**Stated problem:**
Identify the lines that contain the word "supermarket", then copy them.

**Dataset excerpts:**
---+---

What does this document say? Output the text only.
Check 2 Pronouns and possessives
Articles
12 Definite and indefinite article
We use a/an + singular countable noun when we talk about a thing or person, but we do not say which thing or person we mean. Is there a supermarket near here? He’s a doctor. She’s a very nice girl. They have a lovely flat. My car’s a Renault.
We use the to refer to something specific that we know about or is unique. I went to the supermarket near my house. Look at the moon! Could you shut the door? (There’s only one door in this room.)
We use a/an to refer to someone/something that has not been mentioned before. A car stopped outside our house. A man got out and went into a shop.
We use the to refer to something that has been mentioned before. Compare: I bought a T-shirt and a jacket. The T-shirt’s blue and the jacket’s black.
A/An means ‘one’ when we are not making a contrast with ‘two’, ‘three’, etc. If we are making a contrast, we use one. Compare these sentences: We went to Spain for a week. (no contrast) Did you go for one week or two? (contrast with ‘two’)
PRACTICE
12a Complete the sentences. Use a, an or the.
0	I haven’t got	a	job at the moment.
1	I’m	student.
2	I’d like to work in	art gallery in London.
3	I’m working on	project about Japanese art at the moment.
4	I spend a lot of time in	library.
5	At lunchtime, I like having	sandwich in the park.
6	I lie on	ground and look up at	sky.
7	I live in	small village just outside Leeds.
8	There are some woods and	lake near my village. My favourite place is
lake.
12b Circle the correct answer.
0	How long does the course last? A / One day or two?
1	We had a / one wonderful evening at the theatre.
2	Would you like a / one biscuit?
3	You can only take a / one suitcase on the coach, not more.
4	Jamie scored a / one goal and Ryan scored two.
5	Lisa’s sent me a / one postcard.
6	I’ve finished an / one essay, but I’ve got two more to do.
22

---+---

**Result of this task:**
We use a/an + singular countable noun when we talk about a thing or person, but we do not say which thing or person we mean. Is there a supermarket near here? He’s a doctor. She’s a very nice girl. They have a lovely flat. My car’s a Renault.
We use the to refer to something specific that we know about or is unique. I went to the supermarket near my house. Look at the moon! Could you shut the door? (There’s only one door in this room.)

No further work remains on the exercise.